BEGIN STORED RECORDS

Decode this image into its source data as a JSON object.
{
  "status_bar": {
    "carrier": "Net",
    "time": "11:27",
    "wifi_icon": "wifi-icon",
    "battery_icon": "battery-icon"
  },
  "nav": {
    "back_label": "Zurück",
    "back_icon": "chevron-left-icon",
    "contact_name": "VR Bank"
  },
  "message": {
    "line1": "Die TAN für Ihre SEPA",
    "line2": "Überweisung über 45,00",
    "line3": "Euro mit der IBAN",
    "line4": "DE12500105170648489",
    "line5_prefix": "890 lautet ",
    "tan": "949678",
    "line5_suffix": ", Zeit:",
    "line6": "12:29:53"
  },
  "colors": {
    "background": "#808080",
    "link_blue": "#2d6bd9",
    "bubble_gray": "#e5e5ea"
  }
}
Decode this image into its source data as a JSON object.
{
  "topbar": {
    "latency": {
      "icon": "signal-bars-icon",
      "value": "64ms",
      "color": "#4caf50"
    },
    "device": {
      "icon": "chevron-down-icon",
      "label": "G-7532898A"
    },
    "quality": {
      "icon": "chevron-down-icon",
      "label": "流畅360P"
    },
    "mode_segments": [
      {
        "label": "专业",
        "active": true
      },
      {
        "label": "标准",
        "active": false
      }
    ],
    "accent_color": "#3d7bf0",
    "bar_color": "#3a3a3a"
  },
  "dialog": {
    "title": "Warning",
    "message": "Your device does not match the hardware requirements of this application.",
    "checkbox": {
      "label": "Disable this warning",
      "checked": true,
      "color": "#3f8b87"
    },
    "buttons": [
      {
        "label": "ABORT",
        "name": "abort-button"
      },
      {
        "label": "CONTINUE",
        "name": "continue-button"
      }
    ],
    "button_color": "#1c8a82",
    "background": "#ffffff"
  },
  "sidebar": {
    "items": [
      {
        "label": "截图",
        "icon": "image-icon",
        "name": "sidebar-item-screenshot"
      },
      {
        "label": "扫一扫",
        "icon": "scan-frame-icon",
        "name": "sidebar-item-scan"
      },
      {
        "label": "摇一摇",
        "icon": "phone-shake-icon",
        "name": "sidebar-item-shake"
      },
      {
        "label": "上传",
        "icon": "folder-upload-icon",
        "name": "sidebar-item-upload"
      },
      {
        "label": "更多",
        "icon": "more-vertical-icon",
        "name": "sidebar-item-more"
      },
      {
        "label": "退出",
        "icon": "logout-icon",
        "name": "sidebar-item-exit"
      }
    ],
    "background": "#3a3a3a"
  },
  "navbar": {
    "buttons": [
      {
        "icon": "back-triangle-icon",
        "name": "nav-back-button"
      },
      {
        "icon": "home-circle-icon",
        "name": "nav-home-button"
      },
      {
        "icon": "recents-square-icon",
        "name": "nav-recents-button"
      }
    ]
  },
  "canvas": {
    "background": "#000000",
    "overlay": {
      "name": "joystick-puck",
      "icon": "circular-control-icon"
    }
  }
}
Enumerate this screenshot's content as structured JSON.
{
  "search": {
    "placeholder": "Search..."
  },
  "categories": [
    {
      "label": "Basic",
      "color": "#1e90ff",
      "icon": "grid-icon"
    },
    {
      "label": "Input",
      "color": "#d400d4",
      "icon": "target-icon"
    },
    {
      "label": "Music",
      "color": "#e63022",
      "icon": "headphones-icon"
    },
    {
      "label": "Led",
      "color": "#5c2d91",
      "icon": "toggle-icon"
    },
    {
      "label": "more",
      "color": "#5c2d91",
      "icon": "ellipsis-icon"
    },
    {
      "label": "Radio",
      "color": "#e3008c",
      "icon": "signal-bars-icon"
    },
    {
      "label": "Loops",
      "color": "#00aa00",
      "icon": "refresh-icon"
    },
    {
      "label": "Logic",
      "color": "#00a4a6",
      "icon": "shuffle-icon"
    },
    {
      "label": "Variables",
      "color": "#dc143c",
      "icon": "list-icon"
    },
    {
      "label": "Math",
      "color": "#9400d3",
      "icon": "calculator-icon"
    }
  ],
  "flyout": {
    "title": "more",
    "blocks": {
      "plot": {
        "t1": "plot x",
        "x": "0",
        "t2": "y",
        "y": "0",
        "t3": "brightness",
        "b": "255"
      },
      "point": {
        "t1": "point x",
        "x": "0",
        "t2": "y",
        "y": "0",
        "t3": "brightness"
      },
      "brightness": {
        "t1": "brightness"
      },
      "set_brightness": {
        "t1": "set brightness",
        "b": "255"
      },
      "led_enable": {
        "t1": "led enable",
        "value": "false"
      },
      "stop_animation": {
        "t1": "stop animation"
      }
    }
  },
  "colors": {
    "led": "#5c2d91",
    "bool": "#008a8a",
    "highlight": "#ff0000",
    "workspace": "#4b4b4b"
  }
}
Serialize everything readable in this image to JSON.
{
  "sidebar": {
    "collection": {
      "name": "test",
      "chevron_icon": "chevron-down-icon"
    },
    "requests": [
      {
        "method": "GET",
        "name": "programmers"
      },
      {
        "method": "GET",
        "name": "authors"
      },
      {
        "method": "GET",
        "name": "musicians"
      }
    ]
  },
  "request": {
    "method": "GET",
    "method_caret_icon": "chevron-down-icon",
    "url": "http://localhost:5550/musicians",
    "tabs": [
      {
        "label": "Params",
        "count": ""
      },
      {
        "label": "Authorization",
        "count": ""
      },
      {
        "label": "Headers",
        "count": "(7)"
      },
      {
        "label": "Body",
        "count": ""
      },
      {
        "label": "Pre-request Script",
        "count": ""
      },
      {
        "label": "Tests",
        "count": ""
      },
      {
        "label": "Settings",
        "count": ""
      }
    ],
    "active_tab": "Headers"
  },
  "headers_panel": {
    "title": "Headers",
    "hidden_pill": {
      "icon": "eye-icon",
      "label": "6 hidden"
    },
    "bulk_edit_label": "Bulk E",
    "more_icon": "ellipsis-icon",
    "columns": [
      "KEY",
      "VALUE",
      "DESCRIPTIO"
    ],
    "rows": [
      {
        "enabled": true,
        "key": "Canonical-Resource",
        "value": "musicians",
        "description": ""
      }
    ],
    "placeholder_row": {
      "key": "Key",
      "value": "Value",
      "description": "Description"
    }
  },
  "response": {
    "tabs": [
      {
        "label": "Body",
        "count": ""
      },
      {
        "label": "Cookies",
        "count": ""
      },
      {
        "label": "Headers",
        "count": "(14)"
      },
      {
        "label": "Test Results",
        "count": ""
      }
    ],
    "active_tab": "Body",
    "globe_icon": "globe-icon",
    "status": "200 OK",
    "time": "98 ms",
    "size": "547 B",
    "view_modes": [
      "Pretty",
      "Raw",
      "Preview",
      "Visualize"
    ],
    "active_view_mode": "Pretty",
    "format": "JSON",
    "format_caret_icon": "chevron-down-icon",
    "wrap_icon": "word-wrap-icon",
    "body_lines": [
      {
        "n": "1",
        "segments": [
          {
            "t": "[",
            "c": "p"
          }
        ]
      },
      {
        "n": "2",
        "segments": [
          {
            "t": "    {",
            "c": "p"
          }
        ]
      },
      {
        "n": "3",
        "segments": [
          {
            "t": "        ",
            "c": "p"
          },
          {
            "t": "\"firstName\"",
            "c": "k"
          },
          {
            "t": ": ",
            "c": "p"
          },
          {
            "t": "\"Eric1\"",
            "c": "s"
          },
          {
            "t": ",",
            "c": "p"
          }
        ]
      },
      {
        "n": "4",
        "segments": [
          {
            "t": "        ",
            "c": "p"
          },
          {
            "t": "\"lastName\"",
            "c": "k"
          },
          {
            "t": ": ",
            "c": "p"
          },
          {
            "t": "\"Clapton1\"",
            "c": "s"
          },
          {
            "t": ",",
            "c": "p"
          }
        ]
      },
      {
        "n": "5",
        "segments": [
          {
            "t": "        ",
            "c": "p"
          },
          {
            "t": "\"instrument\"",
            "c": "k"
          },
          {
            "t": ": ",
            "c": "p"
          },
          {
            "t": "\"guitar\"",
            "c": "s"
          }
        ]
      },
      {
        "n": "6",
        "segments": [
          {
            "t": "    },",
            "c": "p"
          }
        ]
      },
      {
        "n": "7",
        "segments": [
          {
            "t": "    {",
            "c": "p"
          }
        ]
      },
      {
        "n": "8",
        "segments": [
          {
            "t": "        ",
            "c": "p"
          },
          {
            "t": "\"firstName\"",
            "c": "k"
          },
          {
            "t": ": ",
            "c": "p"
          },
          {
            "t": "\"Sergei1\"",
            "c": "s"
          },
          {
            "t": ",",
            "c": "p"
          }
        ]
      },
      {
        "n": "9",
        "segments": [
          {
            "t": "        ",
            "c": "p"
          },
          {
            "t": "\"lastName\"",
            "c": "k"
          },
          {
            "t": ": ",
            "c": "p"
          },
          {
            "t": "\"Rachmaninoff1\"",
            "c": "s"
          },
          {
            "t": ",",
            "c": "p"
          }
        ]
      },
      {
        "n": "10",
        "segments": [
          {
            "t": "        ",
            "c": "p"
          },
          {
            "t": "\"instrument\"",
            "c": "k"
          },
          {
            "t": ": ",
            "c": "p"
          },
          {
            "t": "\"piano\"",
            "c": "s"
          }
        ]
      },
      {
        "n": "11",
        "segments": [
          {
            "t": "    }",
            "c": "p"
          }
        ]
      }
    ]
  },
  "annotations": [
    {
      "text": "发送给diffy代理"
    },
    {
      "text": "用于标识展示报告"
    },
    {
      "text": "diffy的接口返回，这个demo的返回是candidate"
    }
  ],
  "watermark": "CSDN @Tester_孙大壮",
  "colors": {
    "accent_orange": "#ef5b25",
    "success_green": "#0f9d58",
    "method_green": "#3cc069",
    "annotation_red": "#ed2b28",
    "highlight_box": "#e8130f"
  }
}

END STORED RECORDS

WHAT YOU HAVE TO DO. Copy out each line of the records that holds the string "chevron".

RESPONSE TO THIS EXERCISE.
    "back_icon": "chevron-left-icon",
      "icon": "chevron-down-icon",
      "icon": "chevron-down-icon",
      "chevron_icon": "chevron-down-icon"
    "method_caret_icon": "chevron-down-icon",
    "format_caret_icon": "chevron-down-icon",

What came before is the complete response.